## PROVIDED ENTRIES
- - - - -

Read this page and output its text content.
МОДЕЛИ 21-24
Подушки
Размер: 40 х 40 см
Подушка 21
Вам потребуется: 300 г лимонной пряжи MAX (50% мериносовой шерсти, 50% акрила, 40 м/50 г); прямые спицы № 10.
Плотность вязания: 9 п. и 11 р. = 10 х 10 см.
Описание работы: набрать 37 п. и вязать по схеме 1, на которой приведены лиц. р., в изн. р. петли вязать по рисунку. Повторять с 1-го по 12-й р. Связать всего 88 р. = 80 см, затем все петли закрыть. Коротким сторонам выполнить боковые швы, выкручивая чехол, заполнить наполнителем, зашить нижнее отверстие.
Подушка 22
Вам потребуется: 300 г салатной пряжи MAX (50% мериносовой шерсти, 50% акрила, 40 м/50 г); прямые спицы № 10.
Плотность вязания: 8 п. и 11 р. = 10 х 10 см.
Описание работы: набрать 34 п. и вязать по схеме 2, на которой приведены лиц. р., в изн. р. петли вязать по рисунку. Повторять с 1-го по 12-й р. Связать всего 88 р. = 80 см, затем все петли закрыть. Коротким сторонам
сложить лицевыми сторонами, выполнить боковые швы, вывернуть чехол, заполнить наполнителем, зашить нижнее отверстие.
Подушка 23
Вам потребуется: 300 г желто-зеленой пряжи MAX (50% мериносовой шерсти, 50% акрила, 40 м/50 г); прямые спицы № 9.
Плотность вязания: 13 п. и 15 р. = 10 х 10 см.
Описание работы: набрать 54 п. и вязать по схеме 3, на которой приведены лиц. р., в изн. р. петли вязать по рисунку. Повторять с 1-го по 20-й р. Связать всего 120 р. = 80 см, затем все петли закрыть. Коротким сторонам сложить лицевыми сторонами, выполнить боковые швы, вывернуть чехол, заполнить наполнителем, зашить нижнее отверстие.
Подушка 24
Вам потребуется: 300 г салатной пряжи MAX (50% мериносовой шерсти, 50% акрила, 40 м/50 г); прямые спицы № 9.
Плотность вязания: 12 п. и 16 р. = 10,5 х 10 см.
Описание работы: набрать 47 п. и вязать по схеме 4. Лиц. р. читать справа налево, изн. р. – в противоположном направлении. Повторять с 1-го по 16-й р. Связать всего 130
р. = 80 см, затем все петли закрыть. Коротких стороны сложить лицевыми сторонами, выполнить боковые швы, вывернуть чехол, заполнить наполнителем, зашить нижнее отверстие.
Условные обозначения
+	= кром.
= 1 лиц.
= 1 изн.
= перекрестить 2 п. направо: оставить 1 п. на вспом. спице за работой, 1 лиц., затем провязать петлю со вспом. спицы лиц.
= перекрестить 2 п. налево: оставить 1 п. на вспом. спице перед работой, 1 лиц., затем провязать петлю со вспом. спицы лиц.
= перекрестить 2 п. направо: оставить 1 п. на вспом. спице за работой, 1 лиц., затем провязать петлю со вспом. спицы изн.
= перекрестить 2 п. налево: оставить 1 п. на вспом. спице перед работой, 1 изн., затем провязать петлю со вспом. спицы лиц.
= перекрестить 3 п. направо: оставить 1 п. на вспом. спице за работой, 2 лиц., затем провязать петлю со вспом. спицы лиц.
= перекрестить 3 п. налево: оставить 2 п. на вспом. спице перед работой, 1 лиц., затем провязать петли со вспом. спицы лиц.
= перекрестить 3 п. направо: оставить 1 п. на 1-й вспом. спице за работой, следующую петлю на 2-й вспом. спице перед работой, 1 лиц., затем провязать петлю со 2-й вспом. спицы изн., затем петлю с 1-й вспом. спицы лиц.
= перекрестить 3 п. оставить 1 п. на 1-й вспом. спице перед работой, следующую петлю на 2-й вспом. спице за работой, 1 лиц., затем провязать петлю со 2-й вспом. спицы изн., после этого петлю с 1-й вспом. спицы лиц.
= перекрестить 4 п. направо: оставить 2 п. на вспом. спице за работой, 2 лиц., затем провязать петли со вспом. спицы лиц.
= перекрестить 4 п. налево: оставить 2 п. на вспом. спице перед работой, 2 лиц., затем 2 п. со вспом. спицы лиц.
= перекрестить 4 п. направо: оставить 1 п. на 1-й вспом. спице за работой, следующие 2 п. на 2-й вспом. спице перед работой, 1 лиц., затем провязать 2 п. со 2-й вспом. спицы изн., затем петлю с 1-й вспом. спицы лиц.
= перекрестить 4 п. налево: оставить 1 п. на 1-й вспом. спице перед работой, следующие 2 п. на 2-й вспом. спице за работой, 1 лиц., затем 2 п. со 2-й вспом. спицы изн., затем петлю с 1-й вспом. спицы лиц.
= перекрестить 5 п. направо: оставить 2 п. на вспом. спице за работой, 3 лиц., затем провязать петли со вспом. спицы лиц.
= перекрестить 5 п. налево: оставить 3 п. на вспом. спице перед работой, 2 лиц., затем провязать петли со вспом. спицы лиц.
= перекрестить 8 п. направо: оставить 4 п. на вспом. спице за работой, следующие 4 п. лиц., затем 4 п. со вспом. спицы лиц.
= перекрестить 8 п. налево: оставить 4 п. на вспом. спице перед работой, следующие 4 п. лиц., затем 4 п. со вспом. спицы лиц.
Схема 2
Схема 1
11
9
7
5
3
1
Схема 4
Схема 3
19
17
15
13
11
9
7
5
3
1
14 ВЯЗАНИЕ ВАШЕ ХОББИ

- - - - -

Report how many lines of the listing hold the string "схеме", giving only the number.

## PROBLEM SOLUTION
4